_The data_:

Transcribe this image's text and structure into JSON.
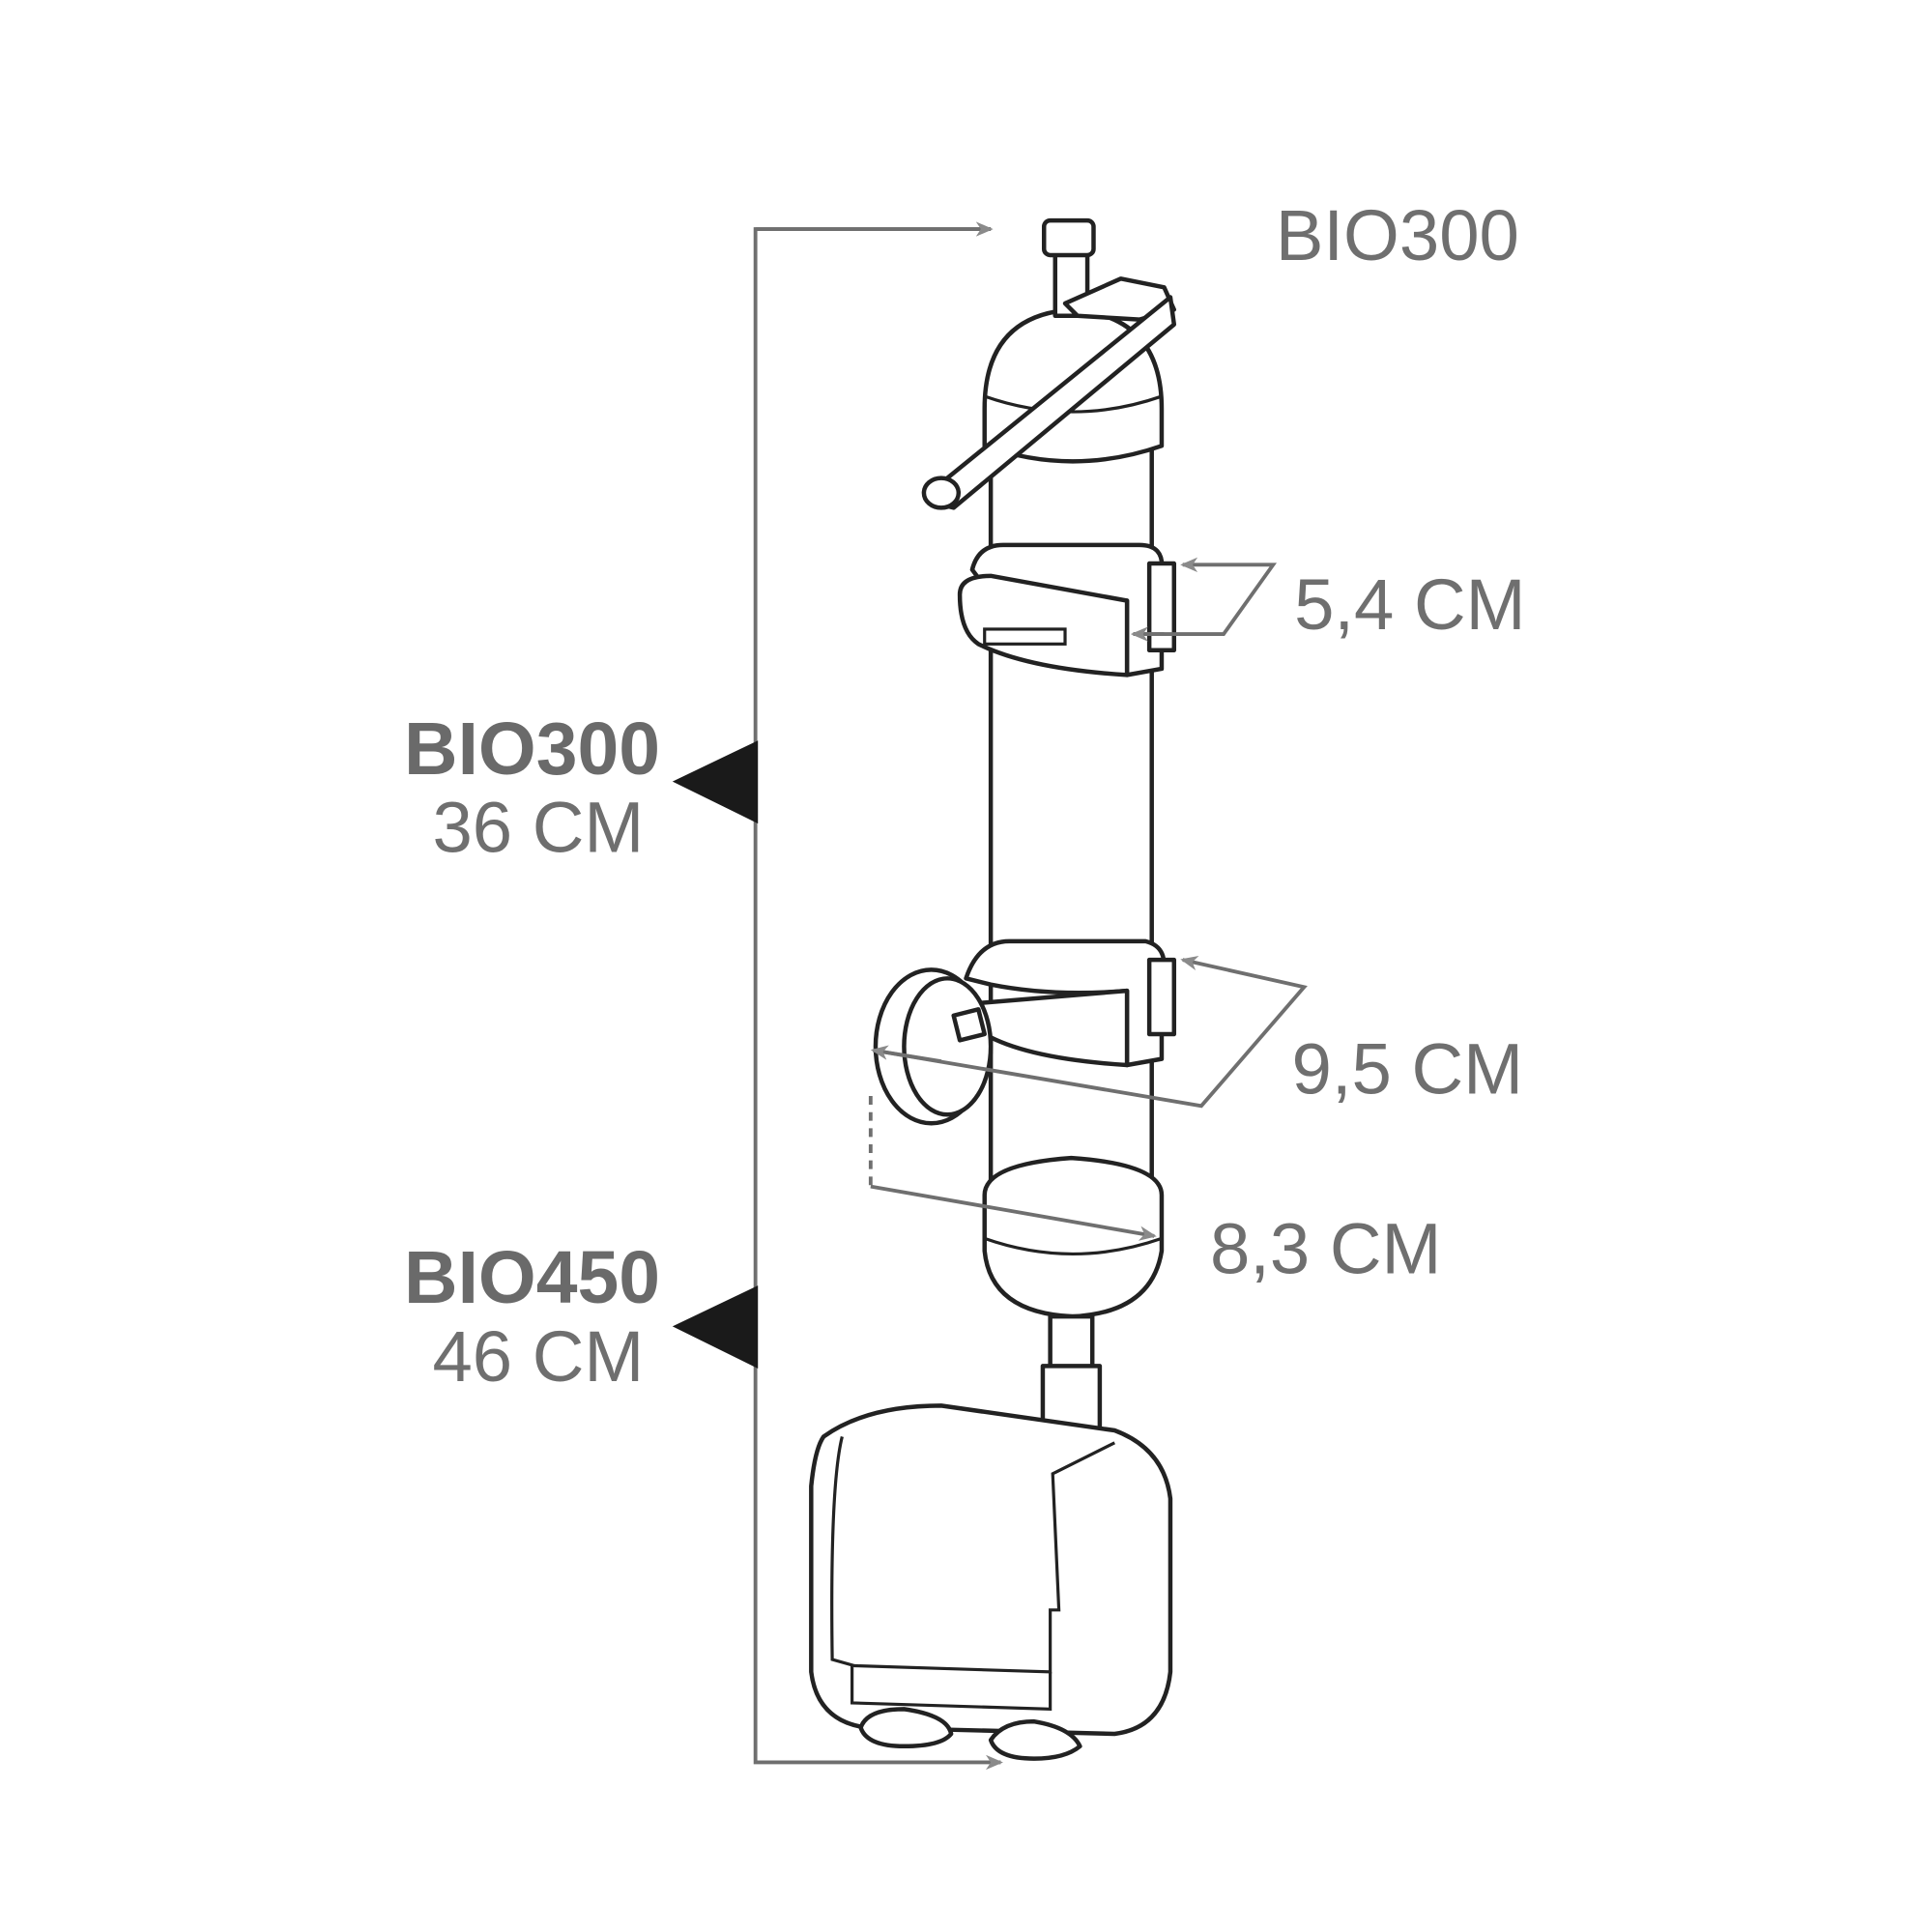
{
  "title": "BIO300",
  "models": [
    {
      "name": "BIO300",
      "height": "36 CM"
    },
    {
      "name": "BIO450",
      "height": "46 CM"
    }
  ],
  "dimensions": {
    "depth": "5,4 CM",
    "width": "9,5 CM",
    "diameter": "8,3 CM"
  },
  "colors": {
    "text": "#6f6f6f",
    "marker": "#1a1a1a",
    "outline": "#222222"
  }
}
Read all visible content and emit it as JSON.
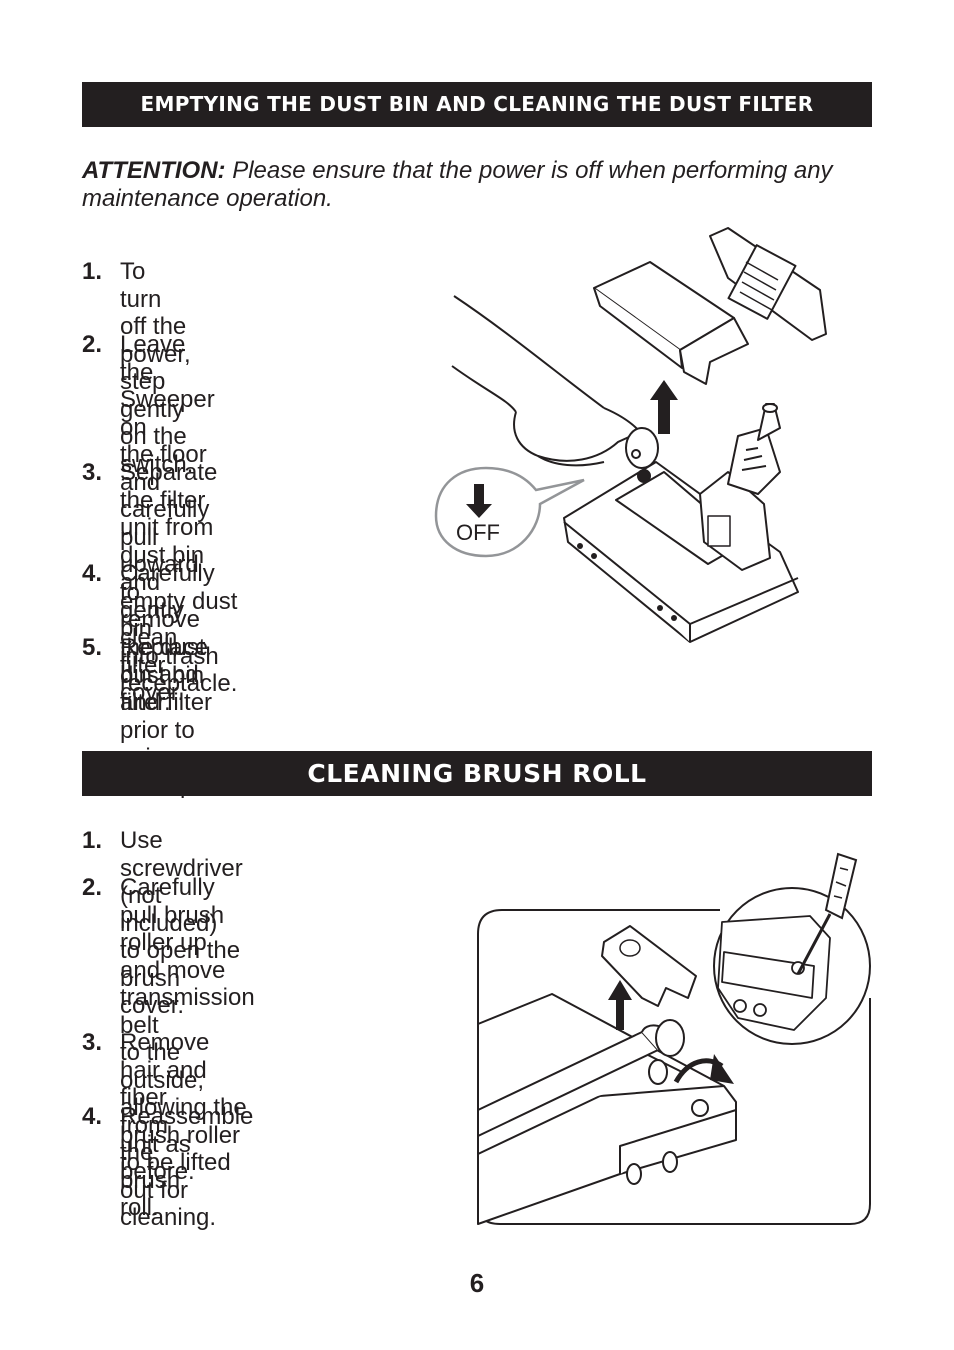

...

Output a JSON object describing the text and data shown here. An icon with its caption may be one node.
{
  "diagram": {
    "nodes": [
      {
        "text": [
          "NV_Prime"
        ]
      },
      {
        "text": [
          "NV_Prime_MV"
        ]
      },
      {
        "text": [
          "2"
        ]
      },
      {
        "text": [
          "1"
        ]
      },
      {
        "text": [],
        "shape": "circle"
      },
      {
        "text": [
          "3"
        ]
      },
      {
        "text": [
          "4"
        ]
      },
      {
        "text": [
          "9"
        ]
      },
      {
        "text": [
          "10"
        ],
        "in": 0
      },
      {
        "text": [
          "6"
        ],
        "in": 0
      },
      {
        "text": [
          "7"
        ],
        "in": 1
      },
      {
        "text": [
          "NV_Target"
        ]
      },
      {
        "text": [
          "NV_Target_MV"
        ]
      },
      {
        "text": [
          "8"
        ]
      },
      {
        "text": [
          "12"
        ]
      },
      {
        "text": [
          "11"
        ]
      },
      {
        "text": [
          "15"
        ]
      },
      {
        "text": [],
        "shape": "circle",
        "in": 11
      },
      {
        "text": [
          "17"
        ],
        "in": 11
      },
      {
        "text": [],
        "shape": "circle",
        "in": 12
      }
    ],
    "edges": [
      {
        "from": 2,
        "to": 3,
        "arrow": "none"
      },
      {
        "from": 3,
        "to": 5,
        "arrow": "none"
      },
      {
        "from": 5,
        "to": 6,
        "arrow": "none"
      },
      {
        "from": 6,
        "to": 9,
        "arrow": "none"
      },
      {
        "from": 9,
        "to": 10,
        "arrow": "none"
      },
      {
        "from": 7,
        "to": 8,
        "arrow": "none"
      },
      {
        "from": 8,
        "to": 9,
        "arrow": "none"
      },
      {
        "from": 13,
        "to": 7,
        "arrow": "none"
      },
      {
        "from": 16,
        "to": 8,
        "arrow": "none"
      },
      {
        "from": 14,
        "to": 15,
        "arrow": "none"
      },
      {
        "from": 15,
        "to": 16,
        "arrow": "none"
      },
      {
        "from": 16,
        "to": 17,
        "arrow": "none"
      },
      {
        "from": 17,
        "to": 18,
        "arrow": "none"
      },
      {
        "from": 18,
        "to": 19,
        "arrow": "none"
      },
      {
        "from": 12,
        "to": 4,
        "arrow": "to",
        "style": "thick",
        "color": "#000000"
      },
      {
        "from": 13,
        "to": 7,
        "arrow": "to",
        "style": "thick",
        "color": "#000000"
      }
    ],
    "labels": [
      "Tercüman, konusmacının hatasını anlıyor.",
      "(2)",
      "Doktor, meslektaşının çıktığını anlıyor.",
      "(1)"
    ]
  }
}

--

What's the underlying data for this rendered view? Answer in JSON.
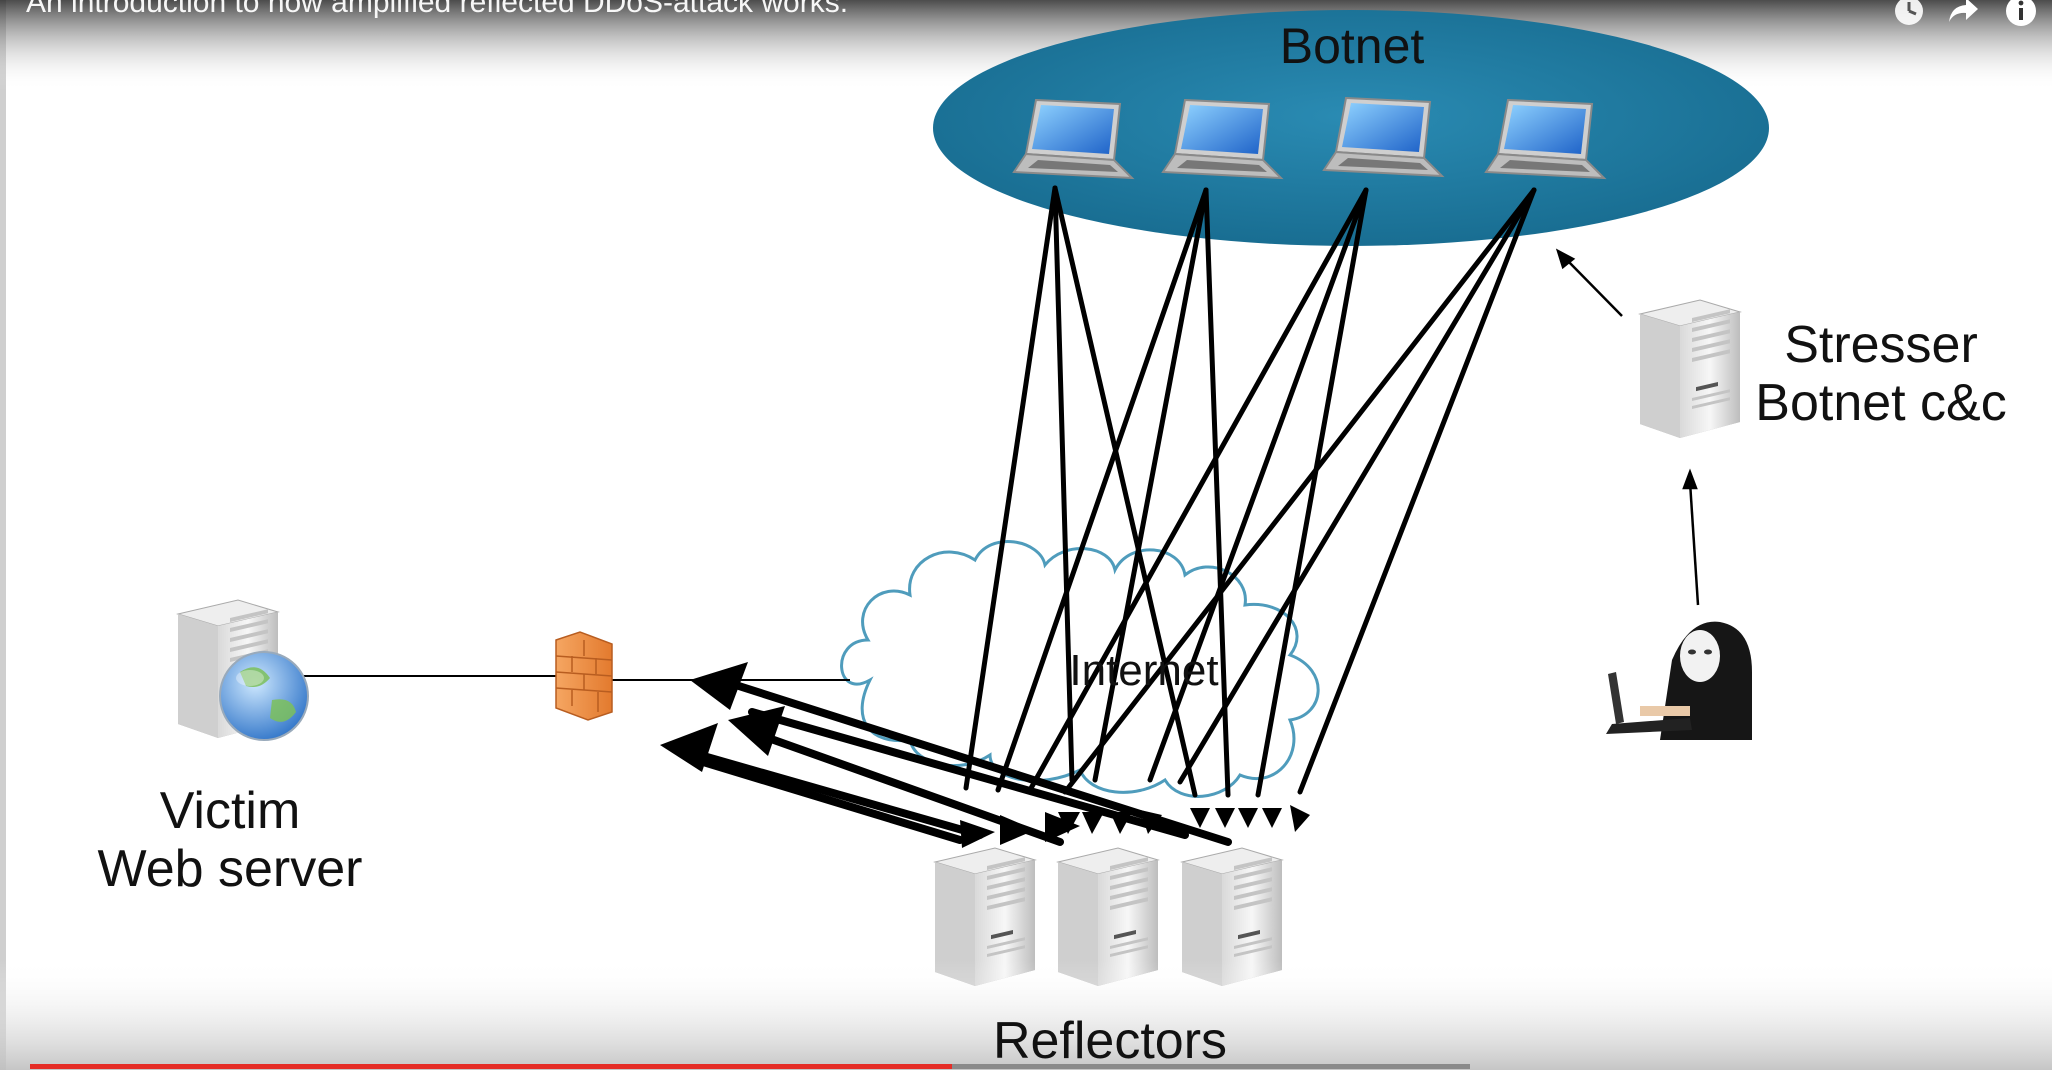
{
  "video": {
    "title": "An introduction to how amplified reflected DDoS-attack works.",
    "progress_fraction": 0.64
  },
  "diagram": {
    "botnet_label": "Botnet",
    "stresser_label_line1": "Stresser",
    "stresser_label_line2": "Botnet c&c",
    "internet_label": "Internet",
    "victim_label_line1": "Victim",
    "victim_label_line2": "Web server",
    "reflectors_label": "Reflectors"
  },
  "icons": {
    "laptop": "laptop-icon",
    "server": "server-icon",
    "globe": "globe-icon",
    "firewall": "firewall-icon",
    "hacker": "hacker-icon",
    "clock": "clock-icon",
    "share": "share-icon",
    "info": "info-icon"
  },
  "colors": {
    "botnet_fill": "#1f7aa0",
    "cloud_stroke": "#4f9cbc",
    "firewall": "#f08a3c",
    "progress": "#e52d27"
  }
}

_Objective_:
Repeat the lines above exactly, beginning with the one containing "Transcribe this image's" and finishing with the one containing "Read all visible content and emit it as JSON.". No pictures belong in the copy.

_Correct result_:
Transcribe this image's text and structure into JSON.
{
  "title": "BIO300",
  "models": [
    {
      "name": "BIO300",
      "height": "36 CM"
    },
    {
      "name": "BIO450",
      "height": "46 CM"
    }
  ],
  "dimensions": {
    "depth": "5,4 CM",
    "width": "9,5 CM",
    "diameter": "8,3 CM"
  },
  "colors": {
    "text": "#6f6f6f",
    "marker": "#1a1a1a",
    "outline": "#222222"
  }
}
Read all visible content and emit it as JSON.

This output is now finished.